Dataset excerpts:
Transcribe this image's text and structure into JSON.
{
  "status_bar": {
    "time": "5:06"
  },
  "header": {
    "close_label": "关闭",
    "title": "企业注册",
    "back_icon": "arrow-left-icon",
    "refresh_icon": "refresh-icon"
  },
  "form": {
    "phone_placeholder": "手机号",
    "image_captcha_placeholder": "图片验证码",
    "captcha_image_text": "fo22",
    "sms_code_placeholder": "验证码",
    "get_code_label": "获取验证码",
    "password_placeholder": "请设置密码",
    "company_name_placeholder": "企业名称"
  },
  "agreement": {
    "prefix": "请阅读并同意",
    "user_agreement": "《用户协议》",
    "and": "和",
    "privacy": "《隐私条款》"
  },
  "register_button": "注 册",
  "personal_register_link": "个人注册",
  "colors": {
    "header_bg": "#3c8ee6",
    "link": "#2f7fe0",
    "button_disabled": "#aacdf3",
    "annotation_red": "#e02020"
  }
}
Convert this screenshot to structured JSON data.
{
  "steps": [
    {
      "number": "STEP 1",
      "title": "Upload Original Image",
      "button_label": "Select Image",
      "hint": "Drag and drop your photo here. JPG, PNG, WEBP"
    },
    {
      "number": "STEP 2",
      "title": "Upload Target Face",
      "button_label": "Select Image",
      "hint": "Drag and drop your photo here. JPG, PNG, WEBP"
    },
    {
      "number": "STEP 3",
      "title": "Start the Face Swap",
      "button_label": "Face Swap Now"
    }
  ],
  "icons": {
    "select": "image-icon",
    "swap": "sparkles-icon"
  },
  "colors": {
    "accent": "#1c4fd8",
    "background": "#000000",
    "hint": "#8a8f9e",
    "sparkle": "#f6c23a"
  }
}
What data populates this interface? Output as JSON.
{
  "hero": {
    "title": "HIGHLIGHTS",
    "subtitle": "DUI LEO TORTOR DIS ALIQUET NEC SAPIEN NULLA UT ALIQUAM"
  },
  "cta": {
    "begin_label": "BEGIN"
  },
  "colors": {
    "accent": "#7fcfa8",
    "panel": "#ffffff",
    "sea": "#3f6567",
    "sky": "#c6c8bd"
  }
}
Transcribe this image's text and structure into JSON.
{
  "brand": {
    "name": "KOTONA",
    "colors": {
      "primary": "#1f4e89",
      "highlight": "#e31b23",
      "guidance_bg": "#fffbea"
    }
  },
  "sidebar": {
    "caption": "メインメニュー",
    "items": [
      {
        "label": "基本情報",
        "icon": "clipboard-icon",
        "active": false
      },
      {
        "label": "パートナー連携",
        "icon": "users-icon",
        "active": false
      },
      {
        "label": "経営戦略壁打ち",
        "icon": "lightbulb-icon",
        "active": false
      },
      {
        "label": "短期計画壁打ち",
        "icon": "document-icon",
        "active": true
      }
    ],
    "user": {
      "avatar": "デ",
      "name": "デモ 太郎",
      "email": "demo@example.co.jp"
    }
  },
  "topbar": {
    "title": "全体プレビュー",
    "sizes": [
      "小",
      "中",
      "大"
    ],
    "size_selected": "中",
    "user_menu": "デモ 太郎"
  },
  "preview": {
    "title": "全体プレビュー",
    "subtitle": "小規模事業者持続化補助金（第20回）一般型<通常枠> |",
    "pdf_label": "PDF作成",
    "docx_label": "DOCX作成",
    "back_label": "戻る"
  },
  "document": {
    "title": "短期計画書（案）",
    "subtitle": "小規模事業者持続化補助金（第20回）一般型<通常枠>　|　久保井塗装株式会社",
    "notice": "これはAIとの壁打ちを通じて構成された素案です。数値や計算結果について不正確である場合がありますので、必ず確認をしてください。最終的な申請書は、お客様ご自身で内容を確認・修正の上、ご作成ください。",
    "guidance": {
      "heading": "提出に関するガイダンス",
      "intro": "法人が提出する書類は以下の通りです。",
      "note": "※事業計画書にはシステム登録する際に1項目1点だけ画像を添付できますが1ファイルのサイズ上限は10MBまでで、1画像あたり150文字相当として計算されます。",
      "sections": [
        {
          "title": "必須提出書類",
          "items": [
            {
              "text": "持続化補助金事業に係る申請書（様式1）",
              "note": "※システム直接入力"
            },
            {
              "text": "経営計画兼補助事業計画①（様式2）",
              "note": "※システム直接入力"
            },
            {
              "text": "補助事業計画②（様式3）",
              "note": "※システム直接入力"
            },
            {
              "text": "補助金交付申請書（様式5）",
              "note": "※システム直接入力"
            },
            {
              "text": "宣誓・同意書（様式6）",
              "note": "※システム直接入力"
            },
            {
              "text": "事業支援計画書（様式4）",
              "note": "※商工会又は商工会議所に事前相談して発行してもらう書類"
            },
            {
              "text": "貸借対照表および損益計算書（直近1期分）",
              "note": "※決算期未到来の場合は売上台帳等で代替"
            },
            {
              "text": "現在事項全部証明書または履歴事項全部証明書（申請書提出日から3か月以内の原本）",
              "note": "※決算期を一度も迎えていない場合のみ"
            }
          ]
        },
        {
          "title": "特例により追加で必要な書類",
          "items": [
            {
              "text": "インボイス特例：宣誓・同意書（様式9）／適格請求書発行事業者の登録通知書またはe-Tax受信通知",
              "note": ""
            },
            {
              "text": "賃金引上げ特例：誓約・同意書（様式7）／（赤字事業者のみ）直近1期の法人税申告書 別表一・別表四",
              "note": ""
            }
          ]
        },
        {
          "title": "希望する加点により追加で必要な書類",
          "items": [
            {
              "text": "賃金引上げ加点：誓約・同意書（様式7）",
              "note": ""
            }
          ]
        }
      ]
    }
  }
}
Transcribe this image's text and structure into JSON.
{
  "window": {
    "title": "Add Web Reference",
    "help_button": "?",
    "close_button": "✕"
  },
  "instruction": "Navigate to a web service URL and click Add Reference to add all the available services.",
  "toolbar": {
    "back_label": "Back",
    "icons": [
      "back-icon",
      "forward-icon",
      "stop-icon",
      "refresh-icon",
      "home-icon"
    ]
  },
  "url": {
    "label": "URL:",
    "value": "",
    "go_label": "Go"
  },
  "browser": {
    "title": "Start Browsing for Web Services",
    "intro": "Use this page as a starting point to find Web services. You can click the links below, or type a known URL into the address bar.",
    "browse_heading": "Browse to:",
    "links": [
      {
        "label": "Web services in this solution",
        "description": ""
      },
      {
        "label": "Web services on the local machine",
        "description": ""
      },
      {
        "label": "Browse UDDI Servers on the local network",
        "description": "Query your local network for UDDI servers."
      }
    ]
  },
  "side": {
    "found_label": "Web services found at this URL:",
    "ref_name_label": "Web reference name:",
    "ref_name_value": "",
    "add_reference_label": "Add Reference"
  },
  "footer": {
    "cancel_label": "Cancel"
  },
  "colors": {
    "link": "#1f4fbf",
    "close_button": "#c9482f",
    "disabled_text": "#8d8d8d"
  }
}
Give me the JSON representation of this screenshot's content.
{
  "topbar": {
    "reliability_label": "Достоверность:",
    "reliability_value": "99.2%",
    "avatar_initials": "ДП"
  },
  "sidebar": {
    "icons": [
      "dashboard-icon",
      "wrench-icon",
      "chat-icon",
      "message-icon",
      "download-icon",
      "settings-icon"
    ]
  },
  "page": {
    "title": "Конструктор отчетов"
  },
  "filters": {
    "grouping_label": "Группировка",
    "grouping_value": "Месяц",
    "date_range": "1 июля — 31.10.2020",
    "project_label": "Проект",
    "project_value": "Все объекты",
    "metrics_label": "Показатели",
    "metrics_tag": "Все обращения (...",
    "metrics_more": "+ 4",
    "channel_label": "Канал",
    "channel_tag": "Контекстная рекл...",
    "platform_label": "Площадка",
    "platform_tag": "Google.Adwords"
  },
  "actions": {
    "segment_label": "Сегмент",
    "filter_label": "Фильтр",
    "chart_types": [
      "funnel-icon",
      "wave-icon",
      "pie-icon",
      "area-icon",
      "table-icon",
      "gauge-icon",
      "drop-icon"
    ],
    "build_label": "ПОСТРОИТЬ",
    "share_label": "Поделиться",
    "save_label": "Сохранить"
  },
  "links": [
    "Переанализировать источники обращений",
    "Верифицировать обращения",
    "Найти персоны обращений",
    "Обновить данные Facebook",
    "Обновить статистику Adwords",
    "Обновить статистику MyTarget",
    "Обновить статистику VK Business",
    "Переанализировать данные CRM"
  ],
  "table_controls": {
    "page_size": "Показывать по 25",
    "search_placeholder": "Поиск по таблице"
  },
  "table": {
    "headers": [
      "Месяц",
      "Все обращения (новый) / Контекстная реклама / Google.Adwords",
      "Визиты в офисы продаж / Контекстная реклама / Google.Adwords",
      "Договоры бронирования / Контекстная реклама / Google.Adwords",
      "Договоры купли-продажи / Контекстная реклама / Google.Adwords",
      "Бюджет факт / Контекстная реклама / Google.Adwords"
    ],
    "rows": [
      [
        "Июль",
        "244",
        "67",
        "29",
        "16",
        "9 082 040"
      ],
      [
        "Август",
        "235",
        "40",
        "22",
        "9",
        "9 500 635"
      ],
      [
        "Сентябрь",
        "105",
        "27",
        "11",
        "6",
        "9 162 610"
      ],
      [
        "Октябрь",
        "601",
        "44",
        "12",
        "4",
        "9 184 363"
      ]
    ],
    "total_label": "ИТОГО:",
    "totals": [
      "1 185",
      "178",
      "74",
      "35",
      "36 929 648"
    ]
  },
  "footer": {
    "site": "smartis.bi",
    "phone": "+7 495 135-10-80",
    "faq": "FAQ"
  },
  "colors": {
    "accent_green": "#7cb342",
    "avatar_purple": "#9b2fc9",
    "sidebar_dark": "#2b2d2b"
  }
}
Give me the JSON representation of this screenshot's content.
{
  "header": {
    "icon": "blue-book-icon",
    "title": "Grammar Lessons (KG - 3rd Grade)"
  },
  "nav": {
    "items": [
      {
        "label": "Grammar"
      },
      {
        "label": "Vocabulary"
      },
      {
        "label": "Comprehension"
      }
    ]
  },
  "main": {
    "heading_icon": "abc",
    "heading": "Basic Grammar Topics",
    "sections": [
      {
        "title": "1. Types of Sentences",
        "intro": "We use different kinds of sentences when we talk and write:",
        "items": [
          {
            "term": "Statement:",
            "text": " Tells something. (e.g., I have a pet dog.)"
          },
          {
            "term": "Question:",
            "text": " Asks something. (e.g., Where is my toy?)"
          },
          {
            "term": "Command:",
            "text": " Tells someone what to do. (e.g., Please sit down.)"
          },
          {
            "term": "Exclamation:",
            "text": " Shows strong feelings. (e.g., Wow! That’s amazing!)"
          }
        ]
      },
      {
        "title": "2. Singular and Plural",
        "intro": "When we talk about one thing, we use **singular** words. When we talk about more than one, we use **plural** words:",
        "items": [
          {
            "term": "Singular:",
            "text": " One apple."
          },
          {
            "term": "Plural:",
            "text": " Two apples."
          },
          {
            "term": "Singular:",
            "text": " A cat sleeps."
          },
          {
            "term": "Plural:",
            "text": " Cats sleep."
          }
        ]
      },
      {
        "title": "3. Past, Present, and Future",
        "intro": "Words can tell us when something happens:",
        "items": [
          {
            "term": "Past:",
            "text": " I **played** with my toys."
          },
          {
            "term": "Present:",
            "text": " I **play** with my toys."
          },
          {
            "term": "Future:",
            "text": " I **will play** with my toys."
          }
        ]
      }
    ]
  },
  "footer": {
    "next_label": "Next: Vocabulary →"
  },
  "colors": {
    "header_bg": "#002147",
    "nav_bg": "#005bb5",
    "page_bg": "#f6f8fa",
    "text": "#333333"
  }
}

What to produce: Find and count the lines of the data that include the string "something", and report that figure by itself.

Result of this task: 3